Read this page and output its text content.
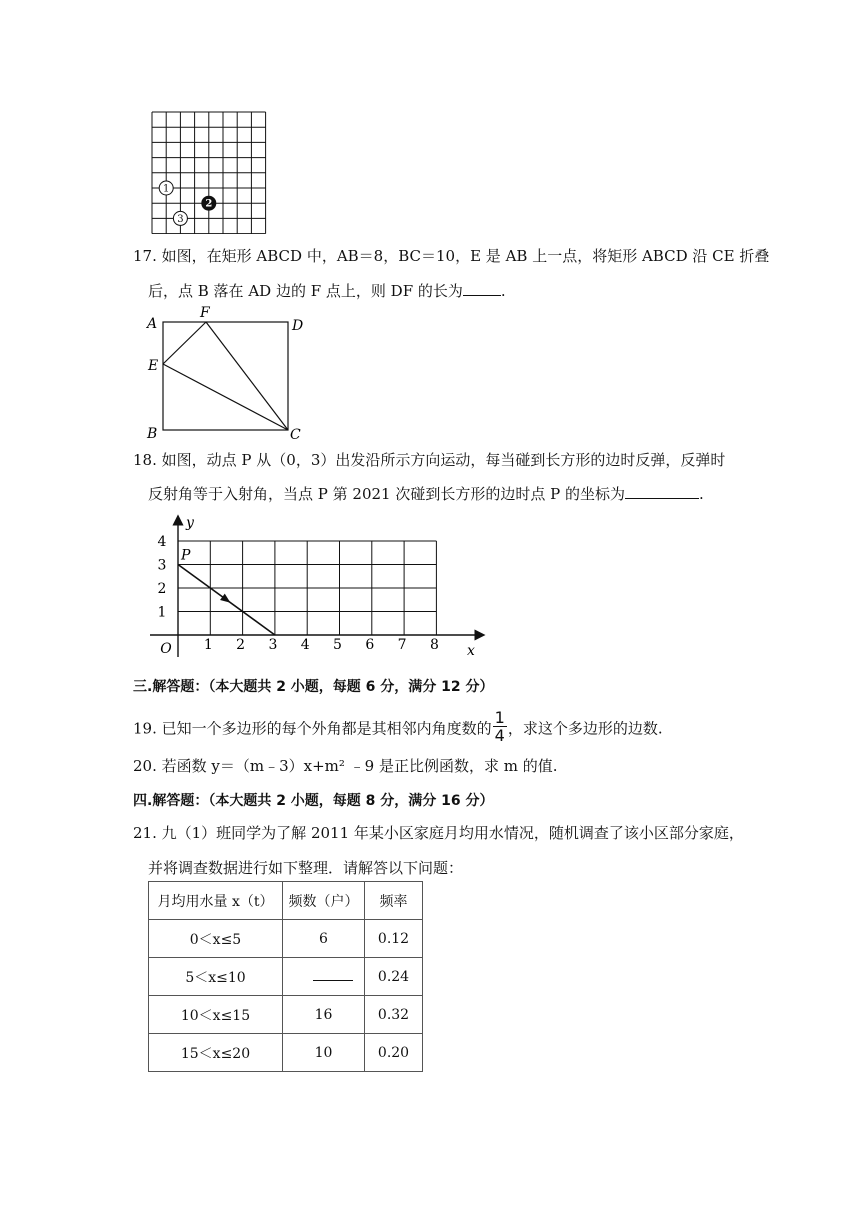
1
2
3
17. 如图，在矩形 ABCD 中，AB＝8，BC＝10，E 是 AB 上一点，将矩形 ABCD 沿 CE 折叠
后，点 B 落在 AD 边的 F 点上，则 DF 的长为	.
A
F
D
E
B	C
18. 如图，动点 P 从（0，3）出发沿所示方向运动，每当碰到长方形的边时反弹，反弹时
反射角等于入射角，当点 P 第 2021 次碰到长方形的边时点 P 的坐标为	.
1 2 3 4 5 6 7 8
1
2
3
4
O	x
y
P
三.解答题：（本大题共 2 小题，每题 6 分，满分 12 分）
19. 已知一个多边形的每个外角都是其相邻内角度数的 $\frac{1}{4}$ ，求这个多边形的边数.
20. 若函数 y＝（m﹣3）x+m² ﹣9 是正比例函数，求 m 的值.
四.解答题：（本大题共 2 小题，每题 8 分，满分 16 分）
21. 九（1）班同学为了解 2011 年某小区家庭月均用水情况，随机调查了该小区部分家庭，
并将调查数据进行如下整理．请解答以下问题：
月均用水量 x（t）	频数（户）	频率
0＜x≤5	6	0.12
5＜x≤10		0.24
10＜x≤15	16	0.32
15＜x≤20	10	0.20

## WHAT THE EXERCISE ASKS:
Leave out the pictures and copy everything else in the records word for word.

## COMPLETE RESPONSE:
Read this page and output its text content.
1
2
3
17. 如图，在矩形 ABCD 中，AB＝8，BC＝10，E 是 AB 上一点，将矩形 ABCD 沿 CE 折叠
后，点 B 落在 AD 边的 F 点上，则 DF 的长为	.
A
F
D
E
B	C
18. 如图，动点 P 从（0，3）出发沿所示方向运动，每当碰到长方形的边时反弹，反弹时
反射角等于入射角，当点 P 第 2021 次碰到长方形的边时点 P 的坐标为	.
1 2 3 4 5 6 7 8
1
2
3
4
O	x
y
P
三.解答题：（本大题共 2 小题，每题 6 分，满分 12 分）
19. 已知一个多边形的每个外角都是其相邻内角度数的 $\frac{1}{4}$ ，求这个多边形的边数.
20. 若函数 y＝（m﹣3）x+m² ﹣9 是正比例函数，求 m 的值.
四.解答题：（本大题共 2 小题，每题 8 分，满分 16 分）
21. 九（1）班同学为了解 2011 年某小区家庭月均用水情况，随机调查了该小区部分家庭，
并将调查数据进行如下整理．请解答以下问题：
月均用水量 x（t）	频数（户）	频率
0＜x≤5	6	0.12
5＜x≤10		0.24
10＜x≤15	16	0.32
15＜x≤20	10	0.20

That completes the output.